### THE EXERCISE
Return the whole listing, keeping every character the same.

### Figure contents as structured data
___

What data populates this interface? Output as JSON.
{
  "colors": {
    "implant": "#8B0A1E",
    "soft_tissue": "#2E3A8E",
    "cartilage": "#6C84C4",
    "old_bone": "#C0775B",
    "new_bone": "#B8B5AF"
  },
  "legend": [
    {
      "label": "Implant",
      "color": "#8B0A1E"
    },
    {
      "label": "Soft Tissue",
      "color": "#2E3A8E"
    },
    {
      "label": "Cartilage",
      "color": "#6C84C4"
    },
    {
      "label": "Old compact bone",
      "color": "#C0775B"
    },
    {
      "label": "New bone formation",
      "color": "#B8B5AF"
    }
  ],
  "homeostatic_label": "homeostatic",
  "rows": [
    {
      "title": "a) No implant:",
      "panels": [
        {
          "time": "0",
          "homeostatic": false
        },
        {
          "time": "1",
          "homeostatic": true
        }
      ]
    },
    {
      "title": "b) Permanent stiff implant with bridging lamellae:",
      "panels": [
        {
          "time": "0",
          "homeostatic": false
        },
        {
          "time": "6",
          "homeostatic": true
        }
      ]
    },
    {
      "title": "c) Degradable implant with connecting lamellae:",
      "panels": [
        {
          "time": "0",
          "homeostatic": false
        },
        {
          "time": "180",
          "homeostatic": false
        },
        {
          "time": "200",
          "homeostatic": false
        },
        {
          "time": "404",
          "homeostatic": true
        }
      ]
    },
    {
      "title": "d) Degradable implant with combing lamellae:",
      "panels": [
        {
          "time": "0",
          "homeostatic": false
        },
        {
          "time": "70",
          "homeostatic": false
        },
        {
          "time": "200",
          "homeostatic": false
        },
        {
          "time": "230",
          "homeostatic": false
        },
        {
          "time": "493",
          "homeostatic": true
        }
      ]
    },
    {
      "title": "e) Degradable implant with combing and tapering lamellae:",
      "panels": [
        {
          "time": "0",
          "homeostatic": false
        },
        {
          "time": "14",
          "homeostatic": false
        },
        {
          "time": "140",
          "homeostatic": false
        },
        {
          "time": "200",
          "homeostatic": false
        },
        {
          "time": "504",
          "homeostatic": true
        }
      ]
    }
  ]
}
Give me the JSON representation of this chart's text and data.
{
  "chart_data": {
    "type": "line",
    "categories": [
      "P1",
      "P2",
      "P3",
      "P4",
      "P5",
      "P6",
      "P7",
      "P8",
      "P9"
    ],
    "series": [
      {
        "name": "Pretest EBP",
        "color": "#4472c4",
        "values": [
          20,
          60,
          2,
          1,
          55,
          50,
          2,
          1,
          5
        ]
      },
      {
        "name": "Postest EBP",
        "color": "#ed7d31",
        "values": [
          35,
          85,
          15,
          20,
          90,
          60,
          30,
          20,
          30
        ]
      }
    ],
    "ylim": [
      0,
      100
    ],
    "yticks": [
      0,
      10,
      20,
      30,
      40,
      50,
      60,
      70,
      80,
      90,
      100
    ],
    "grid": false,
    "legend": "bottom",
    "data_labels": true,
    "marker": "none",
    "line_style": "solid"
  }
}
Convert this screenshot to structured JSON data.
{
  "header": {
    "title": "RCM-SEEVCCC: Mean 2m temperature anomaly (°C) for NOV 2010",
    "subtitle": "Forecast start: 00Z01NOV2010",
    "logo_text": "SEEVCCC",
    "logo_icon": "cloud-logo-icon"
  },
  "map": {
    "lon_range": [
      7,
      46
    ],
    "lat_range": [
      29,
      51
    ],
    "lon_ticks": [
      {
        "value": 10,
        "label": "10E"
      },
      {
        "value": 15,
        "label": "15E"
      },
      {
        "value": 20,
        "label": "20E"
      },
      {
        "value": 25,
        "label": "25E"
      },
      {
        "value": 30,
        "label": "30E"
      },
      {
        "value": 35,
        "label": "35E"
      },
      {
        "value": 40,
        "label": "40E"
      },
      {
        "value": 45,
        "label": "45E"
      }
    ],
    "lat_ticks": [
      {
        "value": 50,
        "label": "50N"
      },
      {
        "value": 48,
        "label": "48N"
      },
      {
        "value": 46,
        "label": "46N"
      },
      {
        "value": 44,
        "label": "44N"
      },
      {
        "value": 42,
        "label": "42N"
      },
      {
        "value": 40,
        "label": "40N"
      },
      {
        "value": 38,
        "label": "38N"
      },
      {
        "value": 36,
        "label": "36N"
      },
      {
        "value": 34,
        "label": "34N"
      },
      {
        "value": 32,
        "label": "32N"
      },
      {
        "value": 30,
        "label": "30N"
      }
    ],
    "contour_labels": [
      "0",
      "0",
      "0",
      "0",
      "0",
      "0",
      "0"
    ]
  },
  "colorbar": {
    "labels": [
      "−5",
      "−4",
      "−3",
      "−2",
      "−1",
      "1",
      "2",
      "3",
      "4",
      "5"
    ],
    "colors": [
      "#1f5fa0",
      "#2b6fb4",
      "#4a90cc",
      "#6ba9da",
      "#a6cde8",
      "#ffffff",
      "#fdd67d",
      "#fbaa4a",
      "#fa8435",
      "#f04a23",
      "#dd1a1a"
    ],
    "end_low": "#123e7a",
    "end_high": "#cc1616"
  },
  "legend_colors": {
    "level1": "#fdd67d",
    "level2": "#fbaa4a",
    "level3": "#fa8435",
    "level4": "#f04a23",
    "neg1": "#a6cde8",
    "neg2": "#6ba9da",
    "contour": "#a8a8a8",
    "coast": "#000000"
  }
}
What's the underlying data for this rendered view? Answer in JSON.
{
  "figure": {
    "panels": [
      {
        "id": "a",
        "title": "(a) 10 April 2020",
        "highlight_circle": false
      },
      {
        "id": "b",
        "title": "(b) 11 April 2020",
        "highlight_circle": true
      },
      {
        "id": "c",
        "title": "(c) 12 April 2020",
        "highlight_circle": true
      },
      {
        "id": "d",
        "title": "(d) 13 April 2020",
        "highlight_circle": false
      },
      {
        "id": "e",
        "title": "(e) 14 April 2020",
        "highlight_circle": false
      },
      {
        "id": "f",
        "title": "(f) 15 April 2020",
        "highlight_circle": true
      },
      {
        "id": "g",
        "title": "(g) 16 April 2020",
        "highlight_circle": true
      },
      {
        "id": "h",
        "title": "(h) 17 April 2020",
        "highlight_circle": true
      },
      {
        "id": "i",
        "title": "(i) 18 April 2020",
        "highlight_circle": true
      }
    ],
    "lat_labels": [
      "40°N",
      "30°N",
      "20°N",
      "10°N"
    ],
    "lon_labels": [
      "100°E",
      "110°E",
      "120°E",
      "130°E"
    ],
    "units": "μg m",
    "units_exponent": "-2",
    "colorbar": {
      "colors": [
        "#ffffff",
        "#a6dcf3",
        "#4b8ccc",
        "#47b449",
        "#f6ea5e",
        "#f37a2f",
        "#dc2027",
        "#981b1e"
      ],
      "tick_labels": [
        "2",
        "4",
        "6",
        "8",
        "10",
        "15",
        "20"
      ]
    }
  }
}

___

### SOLUTION TO THIS EXERCISE
What data populates this interface? Output as JSON.
{
  "colors": {
    "implant": "#8B0A1E",
    "soft_tissue": "#2E3A8E",
    "cartilage": "#6C84C4",
    "old_bone": "#C0775B",
    "new_bone": "#B8B5AF"
  },
  "legend": [
    {
      "label": "Implant",
      "color": "#8B0A1E"
    },
    {
      "label": "Soft Tissue",
      "color": "#2E3A8E"
    },
    {
      "label": "Cartilage",
      "color": "#6C84C4"
    },
    {
      "label": "Old compact bone",
      "color": "#C0775B"
    },
    {
      "label": "New bone formation",
      "color": "#B8B5AF"
    }
  ],
  "homeostatic_label": "homeostatic",
  "rows": [
    {
      "title": "a) No implant:",
      "panels": [
        {
          "time": "0",
          "homeostatic": false
        },
        {
          "time": "1",
          "homeostatic": true
        }
      ]
    },
    {
      "title": "b) Permanent stiff implant with bridging lamellae:",
      "panels": [
        {
          "time": "0",
          "homeostatic": false
        },
        {
          "time": "6",
          "homeostatic": true
        }
      ]
    },
    {
      "title": "c) Degradable implant with connecting lamellae:",
      "panels": [
        {
          "time": "0",
          "homeostatic": false
        },
        {
          "time": "180",
          "homeostatic": false
        },
        {
          "time": "200",
          "homeostatic": false
        },
        {
          "time": "404",
          "homeostatic": true
        }
      ]
    },
    {
      "title": "d) Degradable implant with combing lamellae:",
      "panels": [
        {
          "time": "0",
          "homeostatic": false
        },
        {
          "time": "70",
          "homeostatic": false
        },
        {
          "time": "200",
          "homeostatic": false
        },
        {
          "time": "230",
          "homeostatic": false
        },
        {
          "time": "493",
          "homeostatic": true
        }
      ]
    },
    {
      "title": "e) Degradable implant with combing and tapering lamellae:",
      "panels": [
        {
          "time": "0",
          "homeostatic": false
        },
        {
          "time": "14",
          "homeostatic": false
        },
        {
          "time": "140",
          "homeostatic": false
        },
        {
          "time": "200",
          "homeostatic": false
        },
        {
          "time": "504",
          "homeostatic": true
        }
      ]
    }
  ]
}
Give me the JSON representation of this chart's text and data.
{
  "chart_data": {
    "type": "line",
    "categories": [
      "P1",
      "P2",
      "P3",
      "P4",
      "P5",
      "P6",
      "P7",
      "P8",
      "P9"
    ],
    "series": [
      {
        "name": "Pretest EBP",
        "color": "#4472c4",
        "values": [
          20,
          60,
          2,
          1,
          55,
          50,
          2,
          1,
          5
        ]
      },
      {
        "name": "Postest EBP",
        "color": "#ed7d31",
        "values": [
          35,
          85,
          15,
          20,
          90,
          60,
          30,
          20,
          30
        ]
      }
    ],
    "ylim": [
      0,
      100
    ],
    "yticks": [
      0,
      10,
      20,
      30,
      40,
      50,
      60,
      70,
      80,
      90,
      100
    ],
    "grid": false,
    "legend": "bottom",
    "data_labels": true,
    "marker": "none",
    "line_style": "solid"
  }
}
Convert this screenshot to structured JSON data.
{
  "header": {
    "title": "RCM-SEEVCCC: Mean 2m temperature anomaly (°C) for NOV 2010",
    "subtitle": "Forecast start: 00Z01NOV2010",
    "logo_text": "SEEVCCC",
    "logo_icon": "cloud-logo-icon"
  },
  "map": {
    "lon_range": [
      7,
      46
    ],
    "lat_range": [
      29,
      51
    ],
    "lon_ticks": [
      {
        "value": 10,
        "label": "10E"
      },
      {
        "value": 15,
        "label": "15E"
      },
      {
        "value": 20,
        "label": "20E"
      },
      {
        "value": 25,
        "label": "25E"
      },
      {
        "value": 30,
        "label": "30E"
      },
      {
        "value": 35,
        "label": "35E"
      },
      {
        "value": 40,
        "label": "40E"
      },
      {
        "value": 45,
        "label": "45E"
      }
    ],
    "lat_ticks": [
      {
        "value": 50,
        "label": "50N"
      },
      {
        "value": 48,
        "label": "48N"
      },
      {
        "value": 46,
        "label": "46N"
      },
      {
        "value": 44,
        "label": "44N"
      },
      {
        "value": 42,
        "label": "42N"
      },
      {
        "value": 40,
        "label": "40N"
      },
      {
        "value": 38,
        "label": "38N"
      },
      {
        "value": 36,
        "label": "36N"
      },
      {
        "value": 34,
        "label": "34N"
      },
      {
        "value": 32,
        "label": "32N"
      },
      {
        "value": 30,
        "label": "30N"
      }
    ],
    "contour_labels": [
      "0",
      "0",
      "0",
      "0",
      "0",
      "0",
      "0"
    ]
  },
  "colorbar": {
    "labels": [
      "−5",
      "−4",
      "−3",
      "−2",
      "−1",
      "1",
      "2",
      "3",
      "4",
      "5"
    ],
    "colors": [
      "#1f5fa0",
      "#2b6fb4",
      "#4a90cc",
      "#6ba9da",
      "#a6cde8",
      "#ffffff",
      "#fdd67d",
      "#fbaa4a",
      "#fa8435",
      "#f04a23",
      "#dd1a1a"
    ],
    "end_low": "#123e7a",
    "end_high": "#cc1616"
  },
  "legend_colors": {
    "level1": "#fdd67d",
    "level2": "#fbaa4a",
    "level3": "#fa8435",
    "level4": "#f04a23",
    "neg1": "#a6cde8",
    "neg2": "#6ba9da",
    "contour": "#a8a8a8",
    "coast": "#000000"
  }
}
What's the underlying data for this rendered view? Answer in JSON.
{
  "figure": {
    "panels": [
      {
        "id": "a",
        "title": "(a) 10 April 2020",
        "highlight_circle": false
      },
      {
        "id": "b",
        "title": "(b) 11 April 2020",
        "highlight_circle": true
      },
      {
        "id": "c",
        "title": "(c) 12 April 2020",
        "highlight_circle": true
      },
      {
        "id": "d",
        "title": "(d) 13 April 2020",
        "highlight_circle": false
      },
      {
        "id": "e",
        "title": "(e) 14 April 2020",
        "highlight_circle": false
      },
      {
        "id": "f",
        "title": "(f) 15 April 2020",
        "highlight_circle": true
      },
      {
        "id": "g",
        "title": "(g) 16 April 2020",
        "highlight_circle": true
      },
      {
        "id": "h",
        "title": "(h) 17 April 2020",
        "highlight_circle": true
      },
      {
        "id": "i",
        "title": "(i) 18 April 2020",
        "highlight_circle": true
      }
    ],
    "lat_labels": [
      "40°N",
      "30°N",
      "20°N",
      "10°N"
    ],
    "lon_labels": [
      "100°E",
      "110°E",
      "120°E",
      "130°E"
    ],
    "units": "μg m",
    "units_exponent": "-2",
    "colorbar": {
      "colors": [
        "#ffffff",
        "#a6dcf3",
        "#4b8ccc",
        "#47b449",
        "#f6ea5e",
        "#f37a2f",
        "#dc2027",
        "#981b1e"
      ],
      "tick_labels": [
        "2",
        "4",
        "6",
        "8",
        "10",
        "15",
        "20"
      ]
    }
  }
}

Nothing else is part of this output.